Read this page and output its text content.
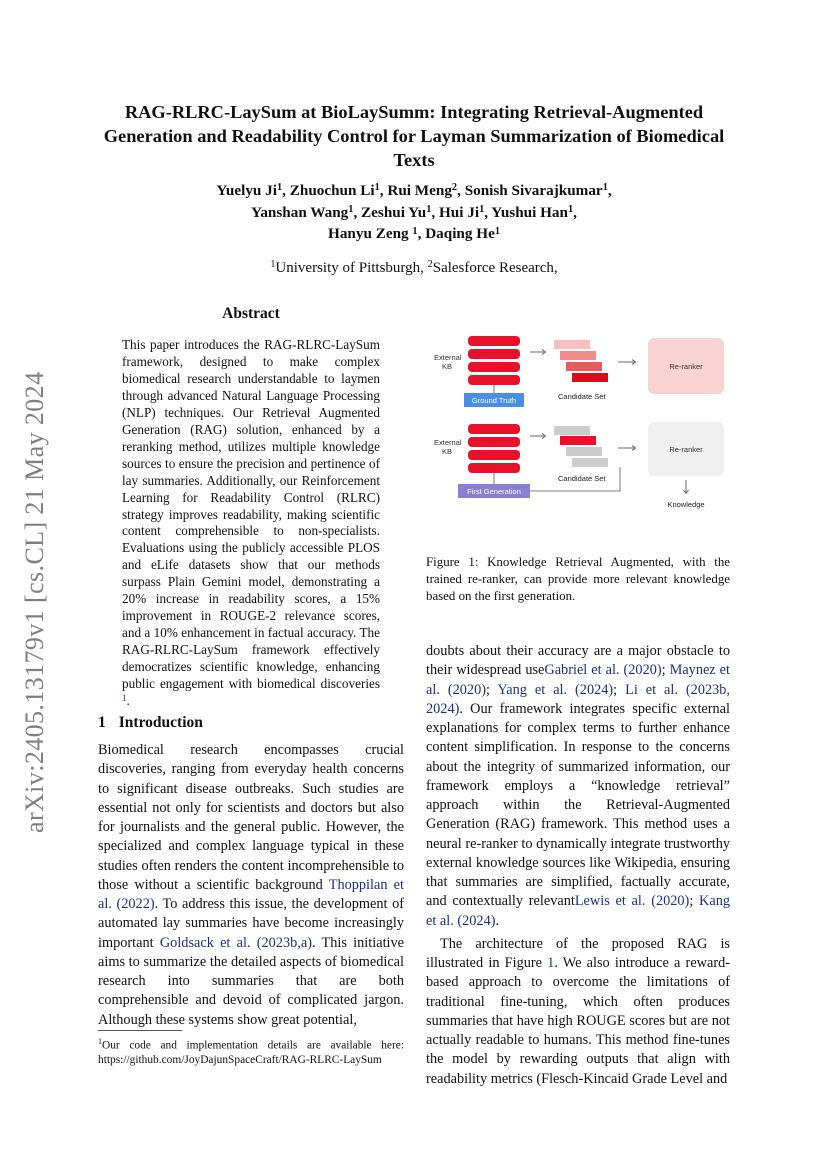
arXiv:2405.13179v1 [cs.CL] 21 May 2024
RAG-RLRC-LaySum at BioLaySumm: Integrating Retrieval-Augmented Generation and Readability Control for Layman Summarization of Biomedical Texts
Yuelyu Ji$^1$, Zhuochun Li$^1$, Rui Meng$^2$, Sonish Sivarajkumar$^1$,
Yanshan Wang$^1$, Zeshui Yu$^1$, Hui Ji$^1$, Yushui Han$^1$,
Hanyu Zeng $^1$, Daqing He$^1$
$^1$University of Pittsburgh, $^2$Salesforce Research,
Abstract
This paper introduces the RAG-RLRC-LaySum framework, designed to make complex biomedical research understandable to laymen through advanced Natural Language Processing (NLP) techniques. Our Retrieval Augmented Generation (RAG) solution, enhanced by a reranking method, utilizes multiple knowledge sources to ensure the precision and pertinence of lay summaries. Additionally, our Reinforcement Learning for Readability Control (RLRC) strategy improves readability, making scientific content comprehensible to non-specialists. Evaluations using the publicly accessible PLOS and eLife datasets show that our methods surpass Plain Gemini model, demonstrating a 20% increase in readability scores, a 15% improvement in ROUGE-2 relevance scores, and a 10% enhancement in factual accuracy. The RAG-RLRC-LaySum framework effectively democratizes scientific knowledge, enhancing public engagement with biomedical discoveries $^1$.
1 Introduction
Biomedical research encompasses crucial discoveries, ranging from everyday health concerns to significant disease outbreaks. Such studies are essential not only for scientists and doctors but also for journalists and the general public. However, the specialized and complex language typical in these studies often renders the content incomprehensible to those without a scientific background Thoppilan et al. (2022). To address this issue, the development of automated lay summaries have become increasingly important Goldsack et al. (2023b,a). This initiative aims to summarize the detailed aspects of biomedical research into summaries that are both comprehensible and devoid of complicated jargon. Although these systems show great potential,
$^1$Our code and implementation details are available here: https://github.com/JoyDajunSpaceCraft/RAG-RLRC-LaySum
External
KB
Ground Truth	Candidate Set
Re-ranker
External
KB
First Generation
Candidate Set
Re-ranker
Knowledge
Figure 1: Knowledge Retrieval Augmented, with the trained re-ranker, can provide more relevant knowledge based on the first generation.

doubts about their accuracy are a major obstacle to their widespread useGabriel et al. (2020); Maynez et al. (2020); Yang et al. (2024); Li et al. (2023b, 2024). Our framework integrates specific external explanations for complex terms to further enhance content simplification. In response to the concerns about the integrity of summarized information, our framework employs a “knowledge retrieval” approach within the Retrieval-Augmented Generation (RAG) framework. This method uses a neural re-ranker to dynamically integrate trustworthy external knowledge sources like Wikipedia, ensuring that summaries are simplified, factually accurate, and contextually relevantLewis et al. (2020); Kang et al. (2024).

The architecture of the proposed RAG is illustrated in Figure 1. We also introduce a reward-based approach to overcome the limitations of traditional fine-tuning, which often produces summaries that have high ROUGE scores but are not actually readable to humans. This method fine-tunes the model by rewarding outputs that align with readability metrics (Flesch-Kincaid Grade Level and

============================================================

Gather up every line in the data above that contains the word "Figure", copying each one.

Output of the task »
Figure 1: Knowledge Retrieval Augmented, with the trained re-ranker, can provide more relevant knowledge based on the first generation.
The architecture of the proposed RAG is illustrated in Figure 1. We also introduce a reward-based approach to overcome the limitations of traditional fine-tuning, which often produces summaries that have high ROUGE scores but are not actually readable to humans. This method fine-tunes the model by rewarding outputs that align with readability metrics (Flesch-Kincaid Grade Level and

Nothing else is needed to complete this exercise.